▶ Task data
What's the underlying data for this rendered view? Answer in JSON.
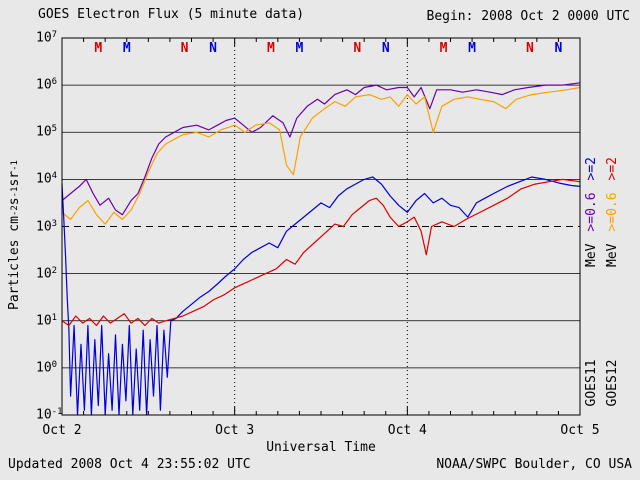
{
  "title": "GOES Electron Flux (5 minute data)",
  "begin_label": "Begin: 2008 Oct 2 0000 UTC",
  "footer": {
    "updated": "Updated 2008 Oct  4 23:55:02 UTC",
    "credit": "NOAA/SWPC Boulder, CO USA"
  },
  "axes": {
    "xlabel": "Universal Time",
    "y_tick_base": "10",
    "y_exponents": [
      7,
      6,
      5,
      4,
      3,
      2,
      1,
      0,
      -1
    ],
    "x_ticks": [
      {
        "day": 0,
        "label": "Oct 2"
      },
      {
        "day": 1,
        "label": "Oct 3"
      },
      {
        "day": 2,
        "label": "Oct 4"
      },
      {
        "day": 3,
        "label": "Oct 5"
      }
    ],
    "ylabel": {
      "base1": "Particles cm",
      "sup1": "-2",
      "base2": "s",
      "sup2": "-1",
      "base3": "sr",
      "sup3": "-1"
    }
  },
  "legend": {
    "goes11": {
      "sat": "GOES11",
      "e2": ">=2",
      "e06": ">=0.6",
      "mev": "MeV"
    },
    "goes12": {
      "sat": "GOES12",
      "e2": ">=2",
      "e06": ">=0.6",
      "mev": "MeV"
    }
  },
  "colors": {
    "purple": "#6a00a8",
    "orange": "#ff9f00",
    "blue": "#0000dd",
    "red": "#dd0000",
    "text": "#000000",
    "grid": "#000000",
    "background": "#e8e8e8"
  },
  "chart_data": {
    "type": "line",
    "title": "GOES Electron Flux (5 minute data)",
    "xlabel": "Universal Time",
    "ylabel": "Particles cm-2 s-1 sr-1",
    "x_unit": "days since 2008 Oct 2 0000 UTC",
    "x_range": [
      0,
      3
    ],
    "y_scale": "log10",
    "y_range_log": [
      -1,
      7
    ],
    "grid": "solid horizontal lines at each decade 10^0..10^6",
    "threshold": {
      "log_value": 3,
      "style": "dashed"
    },
    "day_boundaries": [
      1,
      2
    ],
    "markers": [
      {
        "label": "M",
        "color_key": "red",
        "day": 0.21
      },
      {
        "label": "M",
        "color_key": "blue",
        "day": 0.375
      },
      {
        "label": "N",
        "color_key": "red",
        "day": 0.71
      },
      {
        "label": "N",
        "color_key": "blue",
        "day": 0.875
      },
      {
        "label": "M",
        "color_key": "red",
        "day": 1.21
      },
      {
        "label": "M",
        "color_key": "blue",
        "day": 1.375
      },
      {
        "label": "N",
        "color_key": "red",
        "day": 1.71
      },
      {
        "label": "N",
        "color_key": "blue",
        "day": 1.875
      },
      {
        "label": "M",
        "color_key": "red",
        "day": 2.21
      },
      {
        "label": "M",
        "color_key": "blue",
        "day": 2.375
      },
      {
        "label": "N",
        "color_key": "red",
        "day": 2.71
      },
      {
        "label": "N",
        "color_key": "blue",
        "day": 2.875
      }
    ],
    "series": [
      {
        "id": "goes11_e06",
        "name": "GOES11 E >=0.6 MeV",
        "color_key": "purple",
        "points_format": "[day, log10(flux)]",
        "points": [
          [
            0.0,
            3.55
          ],
          [
            0.05,
            3.7
          ],
          [
            0.1,
            3.85
          ],
          [
            0.14,
            4.0
          ],
          [
            0.18,
            3.7
          ],
          [
            0.22,
            3.45
          ],
          [
            0.27,
            3.6
          ],
          [
            0.31,
            3.35
          ],
          [
            0.35,
            3.25
          ],
          [
            0.4,
            3.55
          ],
          [
            0.44,
            3.7
          ],
          [
            0.48,
            4.05
          ],
          [
            0.52,
            4.45
          ],
          [
            0.56,
            4.75
          ],
          [
            0.6,
            4.9
          ],
          [
            0.65,
            5.0
          ],
          [
            0.7,
            5.1
          ],
          [
            0.78,
            5.15
          ],
          [
            0.85,
            5.05
          ],
          [
            0.9,
            5.15
          ],
          [
            0.95,
            5.25
          ],
          [
            1.0,
            5.3
          ],
          [
            1.05,
            5.15
          ],
          [
            1.1,
            5.0
          ],
          [
            1.15,
            5.1
          ],
          [
            1.22,
            5.35
          ],
          [
            1.28,
            5.2
          ],
          [
            1.32,
            4.9
          ],
          [
            1.36,
            5.3
          ],
          [
            1.42,
            5.55
          ],
          [
            1.48,
            5.7
          ],
          [
            1.52,
            5.6
          ],
          [
            1.58,
            5.8
          ],
          [
            1.65,
            5.9
          ],
          [
            1.7,
            5.8
          ],
          [
            1.75,
            5.95
          ],
          [
            1.82,
            6.0
          ],
          [
            1.88,
            5.9
          ],
          [
            1.95,
            5.95
          ],
          [
            2.0,
            5.95
          ],
          [
            2.04,
            5.75
          ],
          [
            2.08,
            5.95
          ],
          [
            2.13,
            5.5
          ],
          [
            2.17,
            5.9
          ],
          [
            2.25,
            5.9
          ],
          [
            2.32,
            5.85
          ],
          [
            2.4,
            5.9
          ],
          [
            2.48,
            5.85
          ],
          [
            2.55,
            5.8
          ],
          [
            2.62,
            5.9
          ],
          [
            2.7,
            5.95
          ],
          [
            2.8,
            6.0
          ],
          [
            2.9,
            6.0
          ],
          [
            3.0,
            6.05
          ]
        ]
      },
      {
        "id": "goes12_e06",
        "name": "GOES12 E >=0.6 MeV",
        "color_key": "orange",
        "points_format": "[day, log10(flux)]",
        "points": [
          [
            0.0,
            3.3
          ],
          [
            0.05,
            3.15
          ],
          [
            0.1,
            3.4
          ],
          [
            0.15,
            3.55
          ],
          [
            0.2,
            3.25
          ],
          [
            0.25,
            3.05
          ],
          [
            0.3,
            3.3
          ],
          [
            0.35,
            3.15
          ],
          [
            0.4,
            3.35
          ],
          [
            0.45,
            3.7
          ],
          [
            0.5,
            4.15
          ],
          [
            0.55,
            4.55
          ],
          [
            0.6,
            4.75
          ],
          [
            0.65,
            4.85
          ],
          [
            0.7,
            4.95
          ],
          [
            0.78,
            5.0
          ],
          [
            0.85,
            4.9
          ],
          [
            0.92,
            5.05
          ],
          [
            1.0,
            5.15
          ],
          [
            1.06,
            5.0
          ],
          [
            1.12,
            5.15
          ],
          [
            1.2,
            5.2
          ],
          [
            1.26,
            5.05
          ],
          [
            1.3,
            4.3
          ],
          [
            1.34,
            4.1
          ],
          [
            1.38,
            4.9
          ],
          [
            1.45,
            5.3
          ],
          [
            1.52,
            5.5
          ],
          [
            1.58,
            5.65
          ],
          [
            1.64,
            5.55
          ],
          [
            1.7,
            5.75
          ],
          [
            1.78,
            5.8
          ],
          [
            1.85,
            5.7
          ],
          [
            1.9,
            5.75
          ],
          [
            1.95,
            5.55
          ],
          [
            2.0,
            5.8
          ],
          [
            2.05,
            5.6
          ],
          [
            2.1,
            5.75
          ],
          [
            2.15,
            5.0
          ],
          [
            2.2,
            5.55
          ],
          [
            2.27,
            5.7
          ],
          [
            2.35,
            5.75
          ],
          [
            2.42,
            5.7
          ],
          [
            2.5,
            5.65
          ],
          [
            2.57,
            5.5
          ],
          [
            2.63,
            5.7
          ],
          [
            2.72,
            5.8
          ],
          [
            2.82,
            5.85
          ],
          [
            2.92,
            5.9
          ],
          [
            3.0,
            5.95
          ]
        ]
      },
      {
        "id": "goes11_e2",
        "name": "GOES11 E >=2 MeV",
        "color_key": "blue",
        "points_format": "[day, log10(flux)]",
        "points": [
          [
            0.0,
            3.9
          ],
          [
            0.01,
            3.2
          ],
          [
            0.02,
            2.4
          ],
          [
            0.03,
            1.5
          ],
          [
            0.04,
            0.8
          ],
          [
            0.05,
            -0.6
          ],
          [
            0.07,
            0.9
          ],
          [
            0.09,
            -1.0
          ],
          [
            0.11,
            0.5
          ],
          [
            0.13,
            -0.9
          ],
          [
            0.15,
            0.9
          ],
          [
            0.17,
            -1.0
          ],
          [
            0.19,
            0.6
          ],
          [
            0.21,
            -0.8
          ],
          [
            0.23,
            0.9
          ],
          [
            0.25,
            -1.0
          ],
          [
            0.27,
            0.3
          ],
          [
            0.29,
            -0.9
          ],
          [
            0.31,
            0.7
          ],
          [
            0.33,
            -1.0
          ],
          [
            0.35,
            0.5
          ],
          [
            0.37,
            -0.7
          ],
          [
            0.39,
            0.9
          ],
          [
            0.41,
            -1.0
          ],
          [
            0.43,
            0.4
          ],
          [
            0.45,
            -0.9
          ],
          [
            0.47,
            0.8
          ],
          [
            0.49,
            -1.0
          ],
          [
            0.51,
            0.6
          ],
          [
            0.53,
            -0.6
          ],
          [
            0.55,
            0.9
          ],
          [
            0.57,
            -0.9
          ],
          [
            0.59,
            0.8
          ],
          [
            0.61,
            -0.2
          ],
          [
            0.63,
            1.0
          ],
          [
            0.66,
            1.05
          ],
          [
            0.7,
            1.2
          ],
          [
            0.75,
            1.35
          ],
          [
            0.8,
            1.5
          ],
          [
            0.85,
            1.62
          ],
          [
            0.9,
            1.78
          ],
          [
            0.95,
            1.95
          ],
          [
            1.0,
            2.1
          ],
          [
            1.05,
            2.3
          ],
          [
            1.1,
            2.45
          ],
          [
            1.15,
            2.55
          ],
          [
            1.2,
            2.65
          ],
          [
            1.25,
            2.55
          ],
          [
            1.3,
            2.9
          ],
          [
            1.35,
            3.05
          ],
          [
            1.4,
            3.2
          ],
          [
            1.45,
            3.35
          ],
          [
            1.5,
            3.5
          ],
          [
            1.55,
            3.4
          ],
          [
            1.6,
            3.65
          ],
          [
            1.65,
            3.8
          ],
          [
            1.7,
            3.9
          ],
          [
            1.75,
            4.0
          ],
          [
            1.8,
            4.05
          ],
          [
            1.85,
            3.9
          ],
          [
            1.9,
            3.65
          ],
          [
            1.95,
            3.45
          ],
          [
            2.0,
            3.3
          ],
          [
            2.05,
            3.55
          ],
          [
            2.1,
            3.7
          ],
          [
            2.15,
            3.5
          ],
          [
            2.2,
            3.6
          ],
          [
            2.25,
            3.45
          ],
          [
            2.3,
            3.4
          ],
          [
            2.35,
            3.2
          ],
          [
            2.4,
            3.5
          ],
          [
            2.45,
            3.6
          ],
          [
            2.5,
            3.7
          ],
          [
            2.58,
            3.85
          ],
          [
            2.65,
            3.95
          ],
          [
            2.72,
            4.05
          ],
          [
            2.8,
            4.0
          ],
          [
            2.88,
            3.92
          ],
          [
            2.95,
            3.87
          ],
          [
            3.0,
            3.85
          ]
        ]
      },
      {
        "id": "goes12_e2",
        "name": "GOES12 E >=2 MeV",
        "color_key": "red",
        "points_format": "[day, log10(flux)]",
        "points": [
          [
            0.0,
            1.0
          ],
          [
            0.04,
            0.9
          ],
          [
            0.08,
            1.1
          ],
          [
            0.12,
            0.95
          ],
          [
            0.16,
            1.05
          ],
          [
            0.2,
            0.9
          ],
          [
            0.24,
            1.1
          ],
          [
            0.28,
            0.95
          ],
          [
            0.32,
            1.05
          ],
          [
            0.36,
            1.15
          ],
          [
            0.4,
            0.95
          ],
          [
            0.44,
            1.05
          ],
          [
            0.48,
            0.9
          ],
          [
            0.52,
            1.05
          ],
          [
            0.56,
            0.95
          ],
          [
            0.6,
            1.0
          ],
          [
            0.65,
            1.05
          ],
          [
            0.7,
            1.1
          ],
          [
            0.76,
            1.2
          ],
          [
            0.82,
            1.3
          ],
          [
            0.88,
            1.45
          ],
          [
            0.94,
            1.55
          ],
          [
            1.0,
            1.7
          ],
          [
            1.06,
            1.8
          ],
          [
            1.12,
            1.9
          ],
          [
            1.18,
            2.0
          ],
          [
            1.24,
            2.1
          ],
          [
            1.3,
            2.3
          ],
          [
            1.35,
            2.2
          ],
          [
            1.4,
            2.45
          ],
          [
            1.46,
            2.65
          ],
          [
            1.52,
            2.85
          ],
          [
            1.58,
            3.05
          ],
          [
            1.63,
            3.0
          ],
          [
            1.68,
            3.25
          ],
          [
            1.73,
            3.4
          ],
          [
            1.78,
            3.55
          ],
          [
            1.82,
            3.6
          ],
          [
            1.86,
            3.45
          ],
          [
            1.9,
            3.2
          ],
          [
            1.95,
            3.0
          ],
          [
            2.0,
            3.1
          ],
          [
            2.04,
            3.2
          ],
          [
            2.08,
            2.9
          ],
          [
            2.11,
            2.4
          ],
          [
            2.14,
            3.0
          ],
          [
            2.2,
            3.1
          ],
          [
            2.27,
            3.0
          ],
          [
            2.34,
            3.15
          ],
          [
            2.42,
            3.3
          ],
          [
            2.5,
            3.45
          ],
          [
            2.58,
            3.6
          ],
          [
            2.66,
            3.8
          ],
          [
            2.74,
            3.9
          ],
          [
            2.82,
            3.95
          ],
          [
            2.9,
            4.0
          ],
          [
            3.0,
            3.95
          ]
        ]
      }
    ]
  }
}
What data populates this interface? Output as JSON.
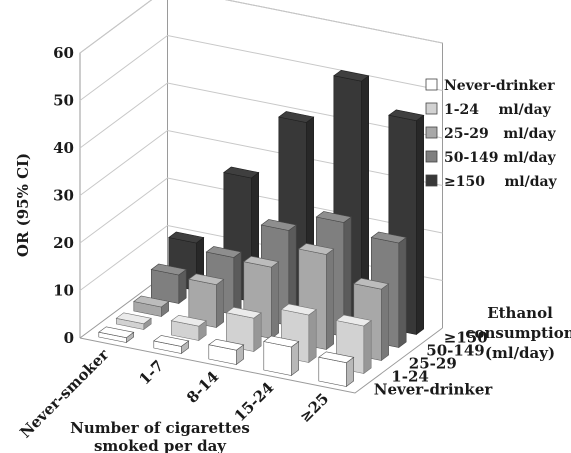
{
  "chart_data": {
    "type": "bar3d",
    "ylabel": "OR (95% CI)",
    "xlabel_lines": [
      "Number of cigarettes",
      "smoked per day"
    ],
    "zlabel_lines": [
      "Ethanol",
      "consumption",
      "(ml/day)"
    ],
    "ylim": [
      0,
      60
    ],
    "yticks": [
      "0",
      "10",
      "20",
      "30",
      "40",
      "50",
      "60"
    ],
    "x_categories": [
      "Never-smoker",
      "1-7",
      "8-14",
      "15-24",
      "≥25"
    ],
    "series": [
      {
        "name": "Never-drinker",
        "legend_label": "Never-drinker",
        "depth_label": "Never-drinker",
        "color": "#ffffff",
        "values": [
          1.0,
          1.5,
          3.0,
          6.0,
          5.0
        ]
      },
      {
        "name": "1-24 ml/day",
        "legend_label": "1-24    ml/day",
        "depth_label": "1-24",
        "color": "#d2d2d2",
        "values": [
          1.2,
          3.0,
          7.0,
          10.0,
          10.0
        ]
      },
      {
        "name": "25-29 ml/day",
        "legend_label": "25-29   ml/day",
        "depth_label": "25-29",
        "color": "#a8a8a8",
        "values": [
          2.0,
          9.0,
          15.0,
          20.0,
          15.0
        ]
      },
      {
        "name": "50-149 ml/day",
        "legend_label": "50-149 ml/day",
        "depth_label": "50-149",
        "color": "#7f7f7f",
        "values": [
          6.0,
          12.0,
          20.0,
          24.0,
          22.0
        ]
      },
      {
        "name": "≥150 ml/day",
        "legend_label": "≥150    ml/day",
        "depth_label": "≥150",
        "color": "#383838",
        "values": [
          10.0,
          26.0,
          40.0,
          51.0,
          45.0
        ]
      }
    ],
    "legend_position": "right",
    "grid": true
  }
}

▶ Problem details
Which lines in the listing above hold the word "JSON"? Show each of them.

▶ Solution to this exercise
What's the underlying data for this rendered view? Answer in JSON.
What data populates this interface? Output as JSON.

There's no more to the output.